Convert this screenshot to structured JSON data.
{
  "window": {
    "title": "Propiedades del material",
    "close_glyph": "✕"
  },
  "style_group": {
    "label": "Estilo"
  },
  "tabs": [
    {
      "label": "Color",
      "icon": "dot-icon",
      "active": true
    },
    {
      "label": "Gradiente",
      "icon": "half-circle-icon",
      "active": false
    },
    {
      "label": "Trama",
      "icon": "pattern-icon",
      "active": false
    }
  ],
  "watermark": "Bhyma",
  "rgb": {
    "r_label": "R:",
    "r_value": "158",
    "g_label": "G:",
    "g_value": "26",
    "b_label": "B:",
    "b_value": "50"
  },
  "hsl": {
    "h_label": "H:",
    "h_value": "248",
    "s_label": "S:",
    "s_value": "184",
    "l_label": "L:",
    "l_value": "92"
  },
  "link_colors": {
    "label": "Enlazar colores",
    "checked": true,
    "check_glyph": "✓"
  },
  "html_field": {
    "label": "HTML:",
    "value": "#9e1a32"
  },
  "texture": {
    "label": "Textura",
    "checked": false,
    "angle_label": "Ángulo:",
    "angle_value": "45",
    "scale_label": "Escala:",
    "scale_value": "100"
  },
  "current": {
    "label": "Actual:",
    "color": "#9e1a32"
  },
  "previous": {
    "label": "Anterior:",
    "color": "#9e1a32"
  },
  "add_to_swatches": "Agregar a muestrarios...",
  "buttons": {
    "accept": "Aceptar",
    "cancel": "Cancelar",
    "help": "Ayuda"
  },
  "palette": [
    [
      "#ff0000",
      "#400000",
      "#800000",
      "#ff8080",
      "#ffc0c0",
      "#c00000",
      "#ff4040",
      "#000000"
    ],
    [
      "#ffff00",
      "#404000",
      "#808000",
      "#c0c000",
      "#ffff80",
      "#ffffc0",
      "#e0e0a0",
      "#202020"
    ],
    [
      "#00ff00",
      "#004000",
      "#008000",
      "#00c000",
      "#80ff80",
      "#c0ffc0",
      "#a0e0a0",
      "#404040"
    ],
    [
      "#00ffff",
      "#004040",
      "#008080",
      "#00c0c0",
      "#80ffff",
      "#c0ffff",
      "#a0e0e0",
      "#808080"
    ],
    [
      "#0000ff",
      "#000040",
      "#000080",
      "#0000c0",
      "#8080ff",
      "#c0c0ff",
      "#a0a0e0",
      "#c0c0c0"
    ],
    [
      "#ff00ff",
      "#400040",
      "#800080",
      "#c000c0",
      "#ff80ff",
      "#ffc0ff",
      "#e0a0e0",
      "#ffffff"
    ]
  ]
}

:::::

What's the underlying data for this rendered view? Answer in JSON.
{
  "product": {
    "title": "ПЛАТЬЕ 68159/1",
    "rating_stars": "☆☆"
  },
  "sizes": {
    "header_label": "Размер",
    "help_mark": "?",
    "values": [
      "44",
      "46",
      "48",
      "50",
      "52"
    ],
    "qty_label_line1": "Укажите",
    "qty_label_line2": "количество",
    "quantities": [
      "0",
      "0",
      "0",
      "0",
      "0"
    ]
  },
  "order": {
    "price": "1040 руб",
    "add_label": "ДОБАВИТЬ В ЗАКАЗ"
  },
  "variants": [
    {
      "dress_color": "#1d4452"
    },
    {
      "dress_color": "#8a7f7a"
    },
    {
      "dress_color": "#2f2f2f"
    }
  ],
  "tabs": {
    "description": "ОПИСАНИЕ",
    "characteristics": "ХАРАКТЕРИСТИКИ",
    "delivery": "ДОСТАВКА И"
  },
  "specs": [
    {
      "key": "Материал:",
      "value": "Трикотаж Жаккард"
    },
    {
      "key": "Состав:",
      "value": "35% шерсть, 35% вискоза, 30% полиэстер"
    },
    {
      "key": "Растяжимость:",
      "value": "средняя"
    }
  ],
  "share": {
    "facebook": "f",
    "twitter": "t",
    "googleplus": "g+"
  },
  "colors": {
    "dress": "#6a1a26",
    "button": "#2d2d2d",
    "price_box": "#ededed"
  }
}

:::::

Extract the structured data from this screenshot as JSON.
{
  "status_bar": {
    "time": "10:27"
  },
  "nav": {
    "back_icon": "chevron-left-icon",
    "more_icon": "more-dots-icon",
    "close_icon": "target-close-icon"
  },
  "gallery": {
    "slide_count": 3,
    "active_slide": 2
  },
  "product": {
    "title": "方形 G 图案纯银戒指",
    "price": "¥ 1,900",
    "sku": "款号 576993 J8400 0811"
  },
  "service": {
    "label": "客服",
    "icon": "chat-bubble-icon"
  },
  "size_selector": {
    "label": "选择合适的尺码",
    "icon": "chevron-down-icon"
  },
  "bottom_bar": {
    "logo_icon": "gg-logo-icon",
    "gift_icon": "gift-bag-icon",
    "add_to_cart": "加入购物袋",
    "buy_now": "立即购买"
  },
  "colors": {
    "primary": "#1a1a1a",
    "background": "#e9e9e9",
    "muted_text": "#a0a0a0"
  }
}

:::::

WHAT IS BEING ASKED -
Take every line from the data that contains the word "structured".

RESULT FOR THIS EXERCISE -
Convert this screenshot to structured JSON data.
Extract the structured data from this screenshot as JSON.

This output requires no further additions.